## WHAT NEEDS TO BE DONE
Quote the whole listing word for word, please.

━━━━━ RECORDED DATA

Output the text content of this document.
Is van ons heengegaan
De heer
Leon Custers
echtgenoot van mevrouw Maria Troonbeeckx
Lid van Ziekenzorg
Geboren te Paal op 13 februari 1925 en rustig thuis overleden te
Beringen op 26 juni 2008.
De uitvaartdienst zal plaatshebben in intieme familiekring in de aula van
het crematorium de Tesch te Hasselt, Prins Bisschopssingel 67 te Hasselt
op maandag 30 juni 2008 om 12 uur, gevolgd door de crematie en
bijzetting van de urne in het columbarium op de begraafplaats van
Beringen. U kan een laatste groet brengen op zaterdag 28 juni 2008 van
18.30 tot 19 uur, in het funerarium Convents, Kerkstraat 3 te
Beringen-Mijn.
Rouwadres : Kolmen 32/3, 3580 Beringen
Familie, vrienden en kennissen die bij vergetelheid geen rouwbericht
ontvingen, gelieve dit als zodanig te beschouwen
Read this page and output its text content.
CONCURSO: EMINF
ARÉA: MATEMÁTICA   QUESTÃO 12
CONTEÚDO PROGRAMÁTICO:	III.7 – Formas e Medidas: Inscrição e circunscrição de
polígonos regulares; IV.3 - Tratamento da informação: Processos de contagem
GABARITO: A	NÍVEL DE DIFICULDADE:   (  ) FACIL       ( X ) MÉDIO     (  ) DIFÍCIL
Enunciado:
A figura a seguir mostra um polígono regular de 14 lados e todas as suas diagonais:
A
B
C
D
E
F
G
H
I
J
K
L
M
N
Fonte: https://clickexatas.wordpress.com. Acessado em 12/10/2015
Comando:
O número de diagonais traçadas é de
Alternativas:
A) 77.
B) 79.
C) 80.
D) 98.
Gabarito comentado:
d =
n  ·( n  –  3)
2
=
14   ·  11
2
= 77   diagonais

━━━━━━━━━━

## RESPONSE FOR THIS EXERCISE
Output the text content of this document.
Is van ons heengegaan
De heer
Leon Custers
echtgenoot van mevrouw Maria Troonbeeckx
Lid van Ziekenzorg
Geboren te Paal op 13 februari 1925 en rustig thuis overleden te
Beringen op 26 juni 2008.
De uitvaartdienst zal plaatshebben in intieme familiekring in de aula van
het crematorium de Tesch te Hasselt, Prins Bisschopssingel 67 te Hasselt
op maandag 30 juni 2008 om 12 uur, gevolgd door de crematie en
bijzetting van de urne in het columbarium op de begraafplaats van
Beringen. U kan een laatste groet brengen op zaterdag 28 juni 2008 van
18.30 tot 19 uur, in het funerarium Convents, Kerkstraat 3 te
Beringen-Mijn.
Rouwadres : Kolmen 32/3, 3580 Beringen
Familie, vrienden en kennissen die bij vergetelheid geen rouwbericht
ontvingen, gelieve dit als zodanig te beschouwen
Read this page and output its text content.
CONCURSO: EMINF
ARÉA: MATEMÁTICA   QUESTÃO 12
CONTEÚDO PROGRAMÁTICO:	III.7 – Formas e Medidas: Inscrição e circunscrição de
polígonos regulares; IV.3 - Tratamento da informação: Processos de contagem
GABARITO: A	NÍVEL DE DIFICULDADE:   (  ) FACIL       ( X ) MÉDIO     (  ) DIFÍCIL
Enunciado:
A figura a seguir mostra um polígono regular de 14 lados e todas as suas diagonais:
A
B
C
D
E
F
G
H
I
J
K
L
M
N
Fonte: https://clickexatas.wordpress.com. Acessado em 12/10/2015
Comando:
O número de diagonais traçadas é de
Alternativas:
A) 77.
B) 79.
C) 80.
D) 98.
Gabarito comentado:
d =
n  ·( n  –  3)
2
=
14   ·  11
2
= 77   diagonais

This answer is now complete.